What you will do:
Transcribe the records exactly. Pictures do not belong in the transcription.

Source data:

────────────────────────────────────────

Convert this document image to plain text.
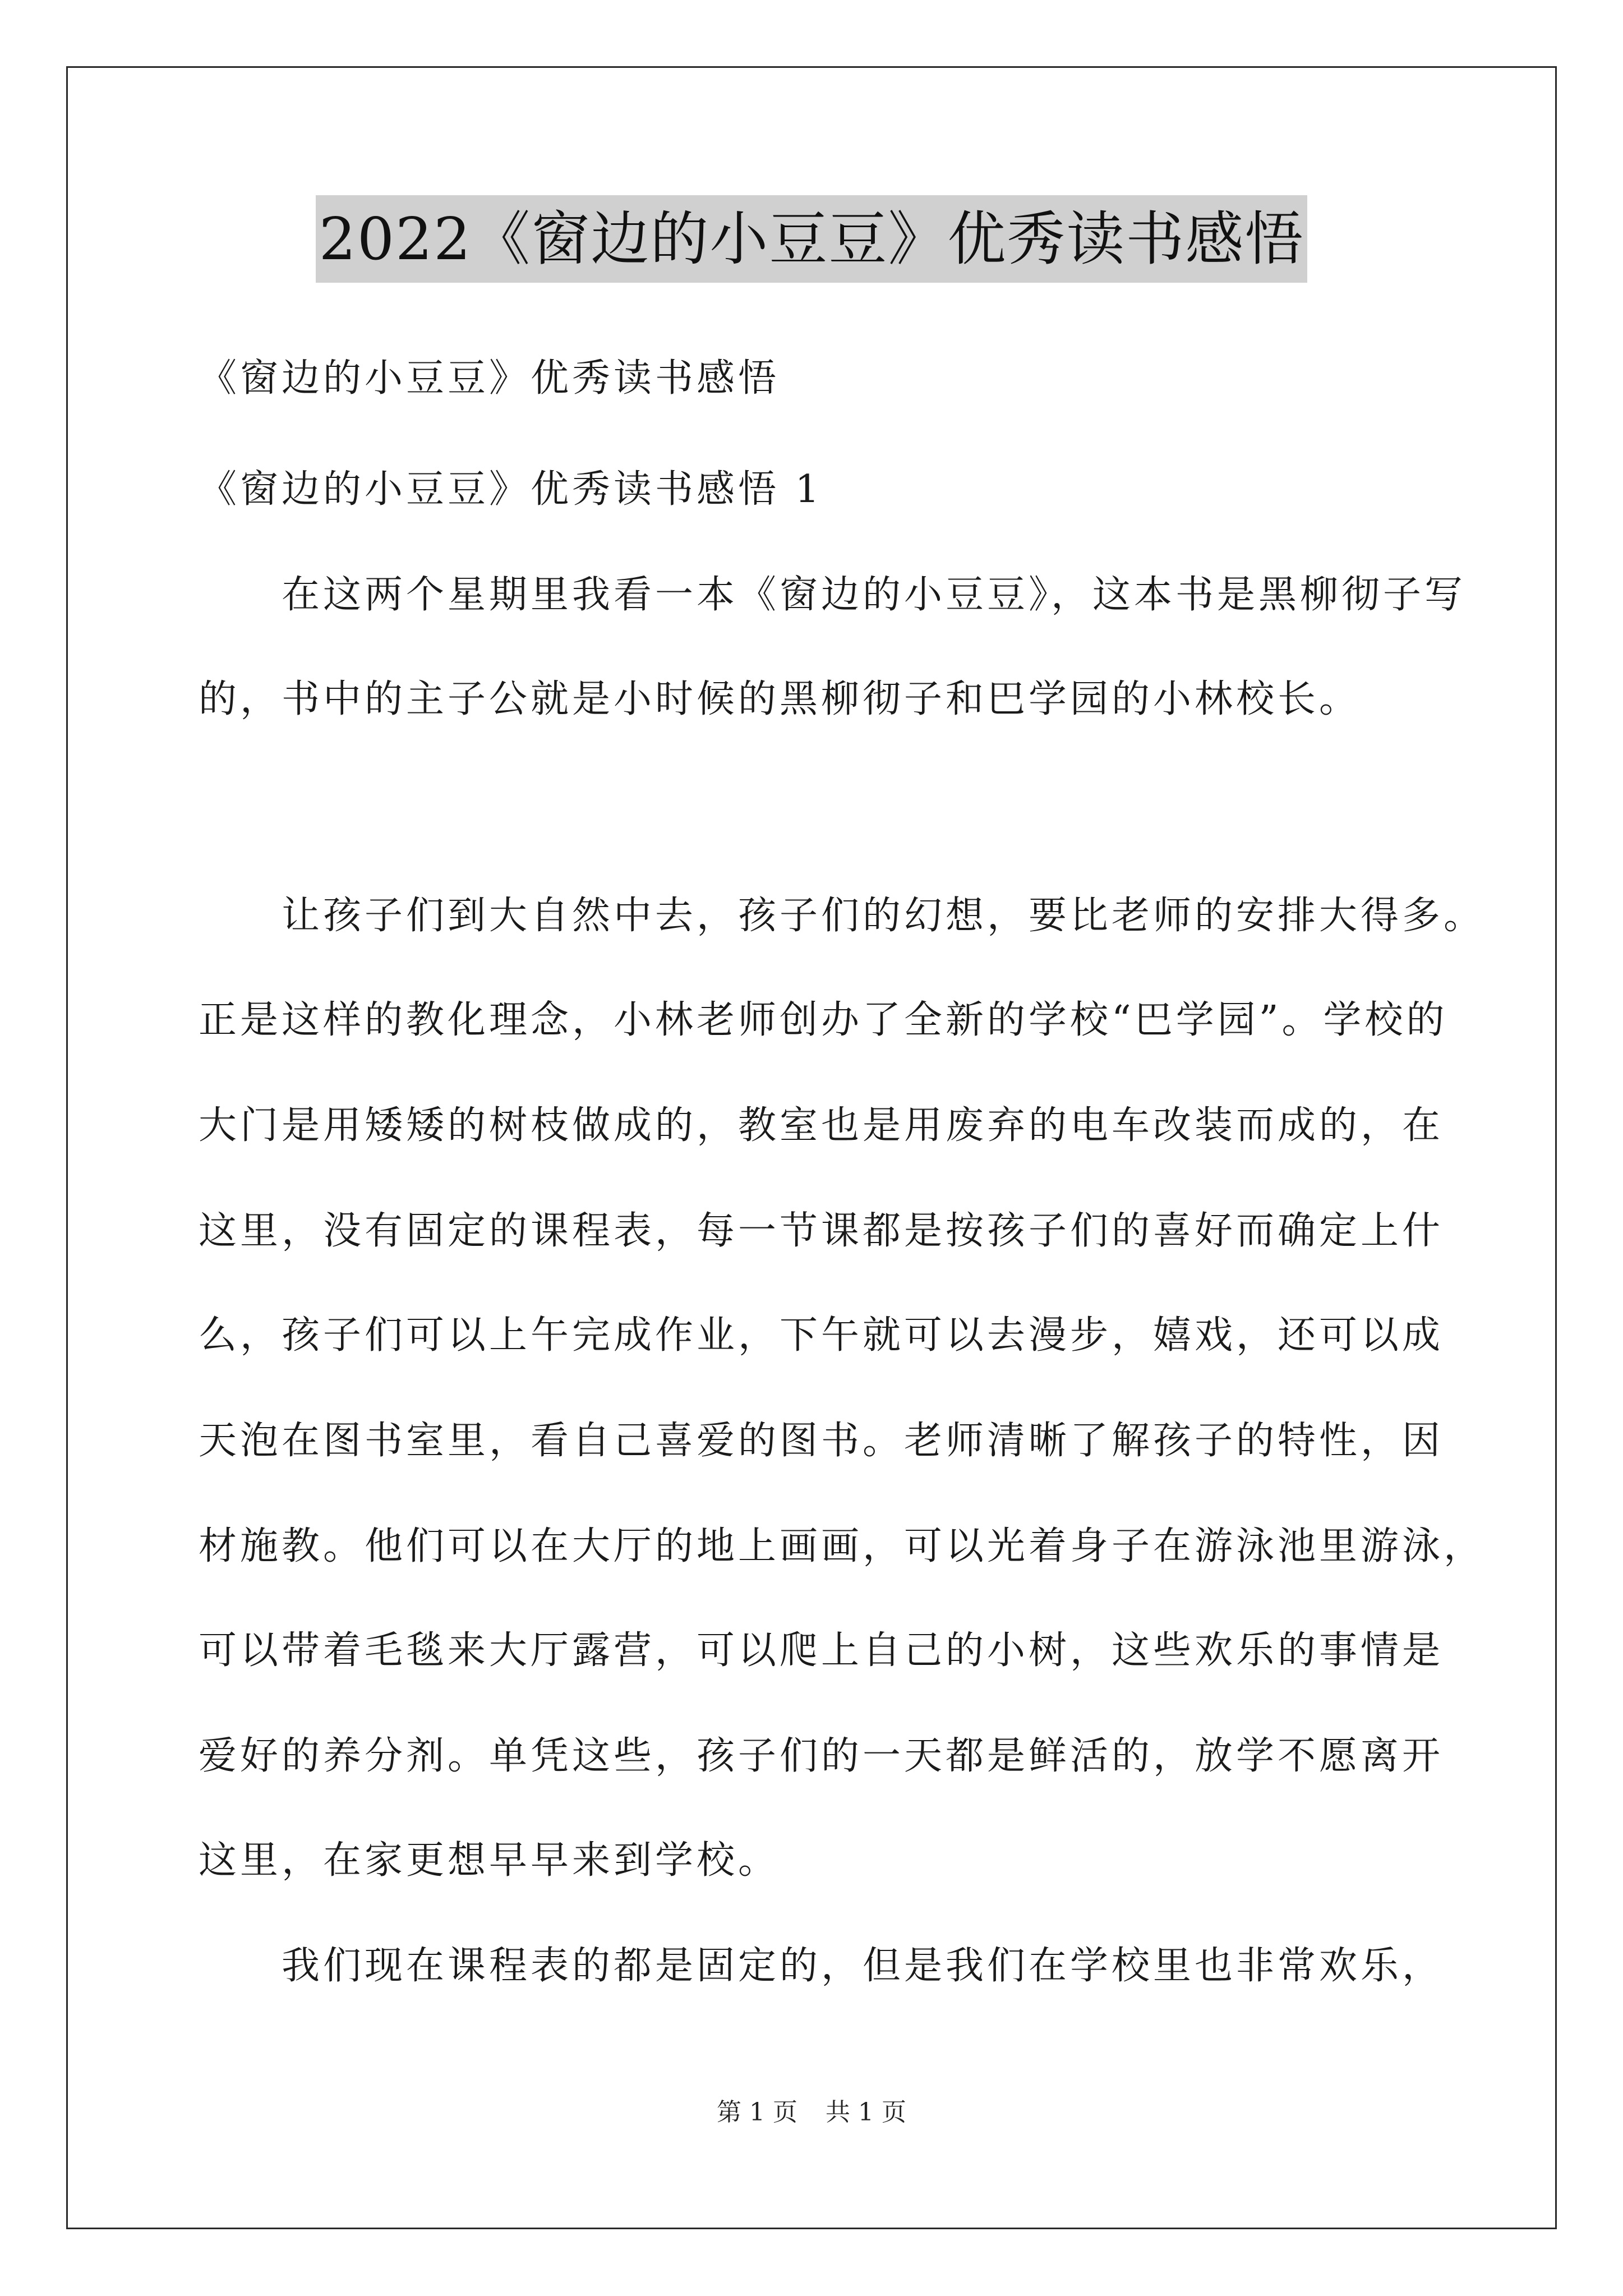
2022《窗边的小豆豆》优秀读书感悟
《窗边的小豆豆》优秀读书感悟
《窗边的小豆豆》优秀读书感悟 1
　　在这两个星期里我看一本《窗边的小豆豆》，这本书是黑柳彻子写
的，书中的主子公就是小时候的黑柳彻子和巴学园的小林校长。
　　让孩子们到大自然中去，孩子们的幻想，要比老师的安排大得多。
正是这样的教化理念，小林老师创办了全新的学校“巴学园”。学校的
大门是用矮矮的树枝做成的，教室也是用废弃的电车改装而成的，在
这里，没有固定的课程表，每一节课都是按孩子们的喜好而确定上什
么，孩子们可以上午完成作业，下午就可以去漫步，嬉戏，还可以成
天泡在图书室里，看自己喜爱的图书。老师清晰了解孩子的特性，因
材施教。他们可以在大厅的地上画画，可以光着身子在游泳池里游泳，
可以带着毛毯来大厅露营，可以爬上自己的小树，这些欢乐的事情是
爱好的养分剂。单凭这些，孩子们的一天都是鲜活的，放学不愿离开
这里，在家更想早早来到学校。
　　我们现在课程表的都是固定的，但是我们在学校里也非常欢乐，
第 1 页 共 1 页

────────────────────────────────────────

Solution:
Convert this document image to plain text.
2022《窗边的小豆豆》优秀读书感悟
《窗边的小豆豆》优秀读书感悟
《窗边的小豆豆》优秀读书感悟 1
　　在这两个星期里我看一本《窗边的小豆豆》，这本书是黑柳彻子写
的，书中的主子公就是小时候的黑柳彻子和巴学园的小林校长。
　　让孩子们到大自然中去，孩子们的幻想，要比老师的安排大得多。
正是这样的教化理念，小林老师创办了全新的学校“巴学园”。学校的
大门是用矮矮的树枝做成的，教室也是用废弃的电车改装而成的，在
这里，没有固定的课程表，每一节课都是按孩子们的喜好而确定上什
么，孩子们可以上午完成作业，下午就可以去漫步，嬉戏，还可以成
天泡在图书室里，看自己喜爱的图书。老师清晰了解孩子的特性，因
材施教。他们可以在大厅的地上画画，可以光着身子在游泳池里游泳，
可以带着毛毯来大厅露营，可以爬上自己的小树，这些欢乐的事情是
爱好的养分剂。单凭这些，孩子们的一天都是鲜活的，放学不愿离开
这里，在家更想早早来到学校。
　　我们现在课程表的都是固定的，但是我们在学校里也非常欢乐，
第 1 页 共 1 页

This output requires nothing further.